WHAT THE TASK REQUIRES: Locate each line of the material that contains "Internet", then return it.

(Stored data)
[START]

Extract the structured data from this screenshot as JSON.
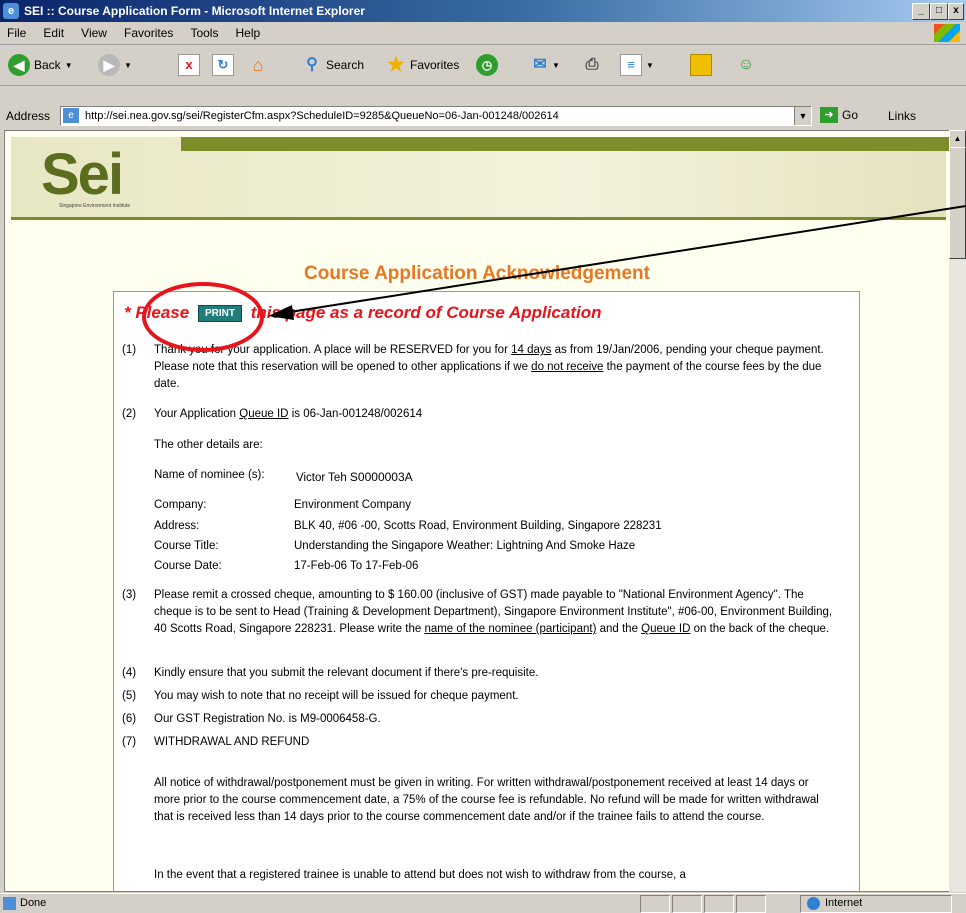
{
  "window": {
    "title": "SEI :: Course Application Form - Microsoft Internet Explorer"
  },
  "menu": [
    "File",
    "Edit",
    "View",
    "Favorites",
    "Tools",
    "Help"
  ],
  "toolbar": {
    "back": "Back",
    "search": "Search",
    "favorites": "Favorites"
  },
  "address": {
    "label": "Address",
    "url": "http://sei.nea.gov.sg/sei/RegisterCfm.aspx?ScheduleID=9285&QueueNo=06-Jan-001248/002614",
    "go": "Go",
    "links": "Links"
  },
  "banner": {
    "logo": "Sei",
    "subtitle": "Singapore Environment Institute"
  },
  "page": {
    "heading": "Course Application Acknowledgement",
    "please_pre": "* Please",
    "print_label": "PRINT",
    "please_post": "this page as a record of Course Application"
  },
  "items": {
    "i1": {
      "num": "(1)",
      "a": "Thank you for your application. A place will be RESERVED for you for ",
      "b": "14 days",
      "c": " as from 19/Jan/2006, pending your cheque payment. Please note that this reservation will be opened to other applications if we ",
      "d": "do not receive",
      "e": " the payment of the course fees by the due date."
    },
    "i2": {
      "num": "(2)",
      "a": "Your Application ",
      "b": "Queue ID",
      "c": " is 06-Jan-001248/002614",
      "other": "The other details are:"
    },
    "nominee": {
      "label": "Name of nominee (s):",
      "name": "Victor Teh",
      "nric": "S0000003A"
    },
    "details": [
      {
        "label": "Company:",
        "value": "Environment Company"
      },
      {
        "label": "Address:",
        "value": "BLK 40, #06 -00, Scotts Road, Environment Building, Singapore 228231"
      },
      {
        "label": "Course Title:",
        "value": "Understanding the Singapore Weather: Lightning And Smoke Haze"
      },
      {
        "label": "Course Date:",
        "value": "17-Feb-06 To 17-Feb-06"
      }
    ],
    "i3": {
      "num": "(3)",
      "a": "Please remit a crossed cheque, amounting to $ 160.00 (inclusive of GST) made payable to \"National Environment Agency\". The cheque is to be sent to Head (Training & Development Department), Singapore Environment Institute\", #06-00, Environment Building, 40 Scotts Road, Singapore 228231. Please write the ",
      "b": "name of the nominee (participant)",
      "c": " and the ",
      "d": "Queue ID",
      "e": " on the back of the cheque."
    },
    "i4": {
      "num": "(4)",
      "text": "Kindly ensure that you submit the relevant document if there's pre-requisite."
    },
    "i5": {
      "num": "(5)",
      "text": "You may wish to note that no receipt will be issued for cheque payment."
    },
    "i6": {
      "num": "(6)",
      "text": "Our GST Registration No. is M9-0006458-G."
    },
    "i7": {
      "num": "(7)",
      "text": "WITHDRAWAL AND REFUND"
    },
    "withdrawal": "All notice of withdrawal/postponement must be given in writing. For written withdrawal/postponement received at least 14 days or more prior to the course commencement date, a 75% of the course fee is refundable. No refund will be made for written withdrawal that is received less than 14 days prior to the course commencement date and/or if the trainee fails to attend the course.",
    "cutoff": "In the event that a registered trainee is unable to attend but does not wish to withdraw from the course, a"
  },
  "status": {
    "left": "Done",
    "zone": "Internet"
  }
}
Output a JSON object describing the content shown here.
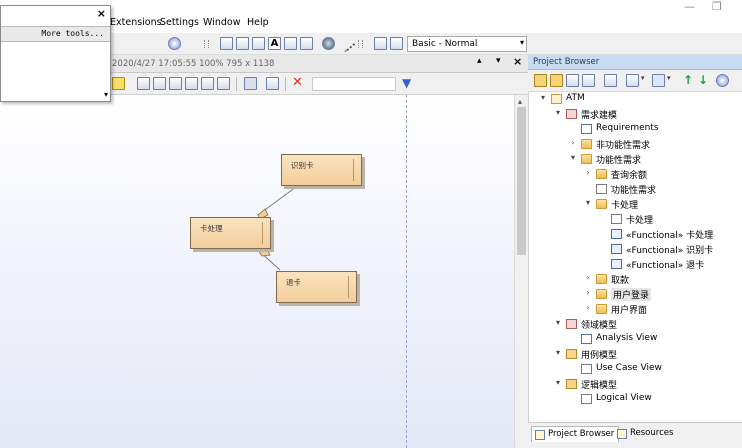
{
  "menu": {
    "items": [
      "Extensions",
      "Settings",
      "Window",
      "Help"
    ]
  },
  "window_controls": {
    "minimize": "—",
    "restore": "❐"
  },
  "toolbar": {
    "style_select": "Basic - Normal",
    "dropdown_arrow": "▾"
  },
  "toolbox": {
    "close": "×",
    "more_tools": "More tools...",
    "scroll_down": "▾"
  },
  "diagram": {
    "info": "2020/4/27 17:05:55  100%  795 x 1138",
    "scroll_up": "▴",
    "header_controls": [
      "▴",
      "▾",
      "×"
    ],
    "nodes": [
      {
        "label": "识别卡"
      },
      {
        "label": "卡处理"
      },
      {
        "label": "退卡"
      }
    ]
  },
  "project_browser": {
    "title": "Project Browser",
    "tree": [
      {
        "label": "ATM",
        "expander": "▾",
        "icon": "model"
      },
      {
        "label": "需求建模",
        "expander": "▾",
        "icon": "req"
      },
      {
        "label": "Requirements",
        "expander": "",
        "icon": "diag"
      },
      {
        "label": "非功能性需求",
        "expander": "›",
        "icon": "folder"
      },
      {
        "label": "功能性需求",
        "expander": "▾",
        "icon": "folder"
      },
      {
        "label": "查询余额",
        "expander": "›",
        "icon": "folder"
      },
      {
        "label": "功能性需求",
        "expander": "",
        "icon": "tree"
      },
      {
        "label": "卡处理",
        "expander": "▾",
        "icon": "folder"
      },
      {
        "label": "卡处理",
        "expander": "",
        "icon": "tree"
      },
      {
        "label": "«Functional» 卡处理",
        "expander": "",
        "icon": "elem"
      },
      {
        "label": "«Functional» 识别卡",
        "expander": "",
        "icon": "elem"
      },
      {
        "label": "«Functional» 退卡",
        "expander": "",
        "icon": "elem"
      },
      {
        "label": "取款",
        "expander": "›",
        "icon": "folder"
      },
      {
        "label": "用户登录",
        "expander": "›",
        "icon": "folder"
      },
      {
        "label": "用户界面",
        "expander": "›",
        "icon": "folder"
      },
      {
        "label": "领域模型",
        "expander": "▾",
        "icon": "req"
      },
      {
        "label": "Analysis View",
        "expander": "",
        "icon": "diag"
      },
      {
        "label": "用例模型",
        "expander": "▾",
        "icon": "pkg"
      },
      {
        "label": "Use Case View",
        "expander": "",
        "icon": "tree"
      },
      {
        "label": "逻辑模型",
        "expander": "▾",
        "icon": "pkg"
      },
      {
        "label": "Logical View",
        "expander": "",
        "icon": "tree"
      }
    ],
    "tabs": [
      "Project Browser",
      "Resources"
    ]
  }
}
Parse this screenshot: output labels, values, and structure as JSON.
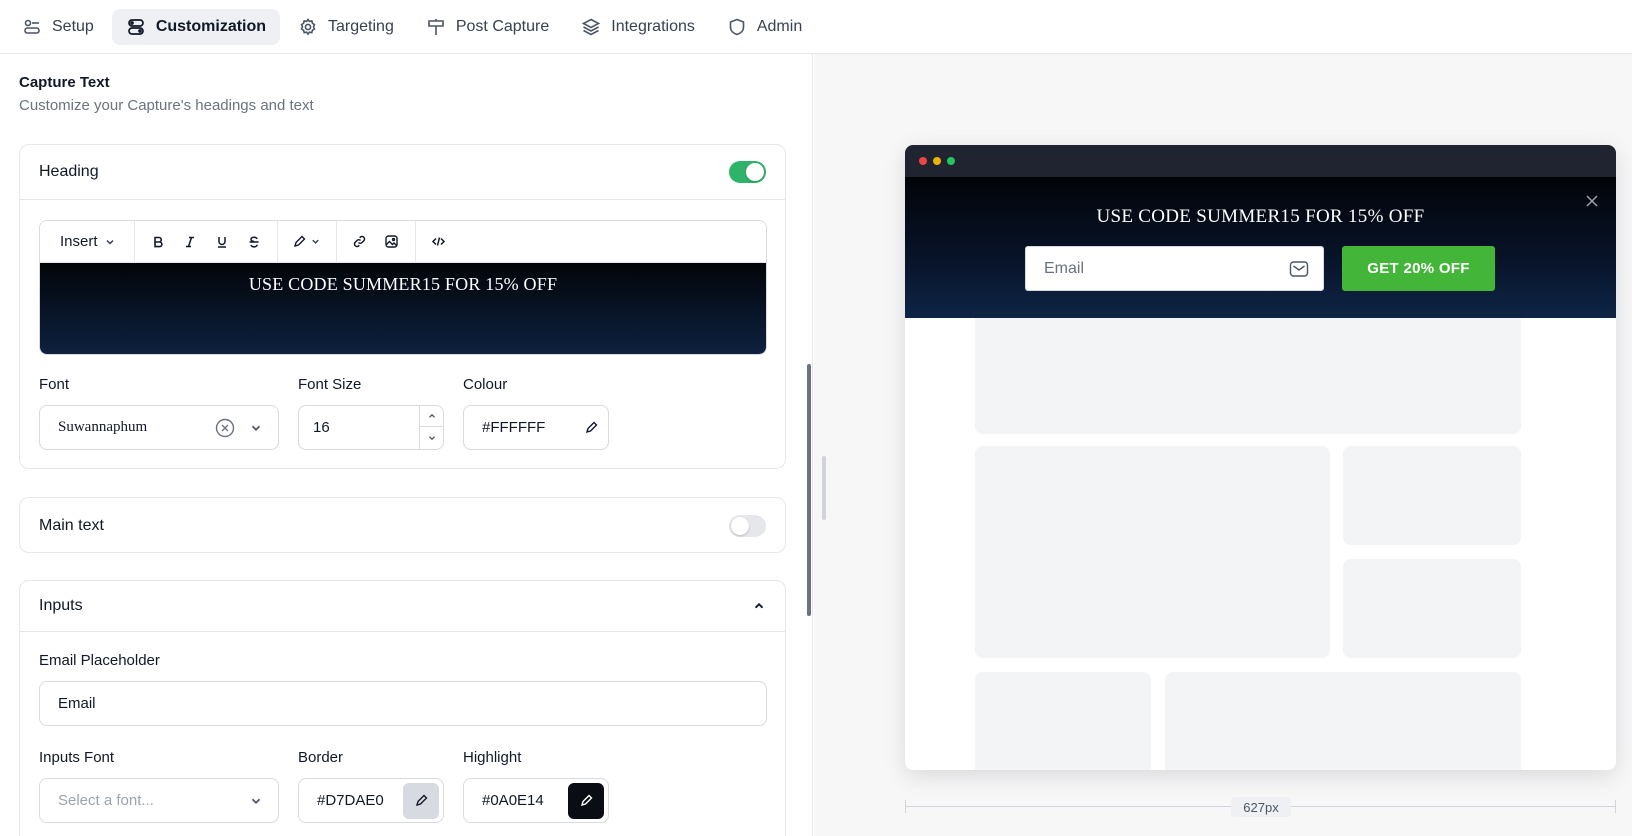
{
  "nav": {
    "tabs": [
      {
        "label": "Setup",
        "icon": "setup-icon"
      },
      {
        "label": "Customization",
        "icon": "customization-icon",
        "active": true
      },
      {
        "label": "Targeting",
        "icon": "gear-icon"
      },
      {
        "label": "Post Capture",
        "icon": "signpost-icon"
      },
      {
        "label": "Integrations",
        "icon": "layers-icon"
      },
      {
        "label": "Admin",
        "icon": "shield-icon"
      }
    ]
  },
  "section": {
    "title": "Capture Text",
    "subtitle": "Customize your Capture's headings and text"
  },
  "heading_card": {
    "label": "Heading",
    "enabled": true,
    "toolbar": {
      "insert_label": "Insert"
    },
    "editor_text": "USE CODE SUMMER15 FOR 15% OFF",
    "font_label": "Font",
    "font_value": "Suwannaphum",
    "size_label": "Font Size",
    "size_value": "16",
    "colour_label": "Colour",
    "colour_value": "#FFFFFF"
  },
  "main_text_card": {
    "label": "Main text",
    "enabled": false
  },
  "inputs_card": {
    "label": "Inputs",
    "email_placeholder_label": "Email Placeholder",
    "email_placeholder_value": "Email",
    "inputs_font_label": "Inputs Font",
    "inputs_font_placeholder": "Select a font...",
    "border_label": "Border",
    "border_value": "#D7DAE0",
    "highlight_label": "Highlight",
    "highlight_value": "#0A0E14"
  },
  "preview": {
    "banner_heading": "USE CODE SUMMER15 FOR 15% OFF",
    "email_placeholder": "Email",
    "cta_label": "GET 20% OFF",
    "width_label": "627px"
  },
  "colors": {
    "accent_green": "#2FB36A",
    "cta_green": "#43B63A",
    "banner_dark": "#0A0E14",
    "border": "#D7DAE0"
  }
}
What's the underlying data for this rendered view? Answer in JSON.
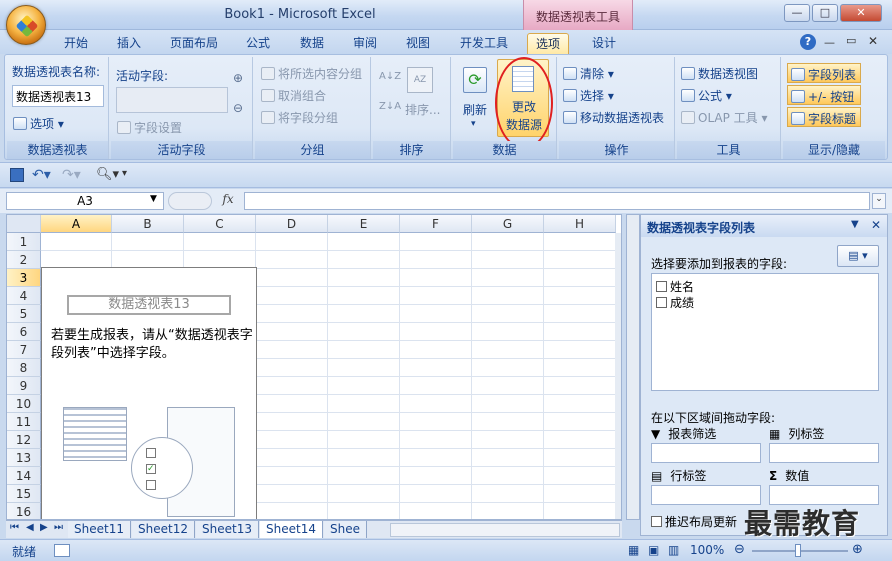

[END]

OUTPUT:
    "title": "SEI :: Course Application Form - Microsoft Internet Explorer"
    "zone": "Internet"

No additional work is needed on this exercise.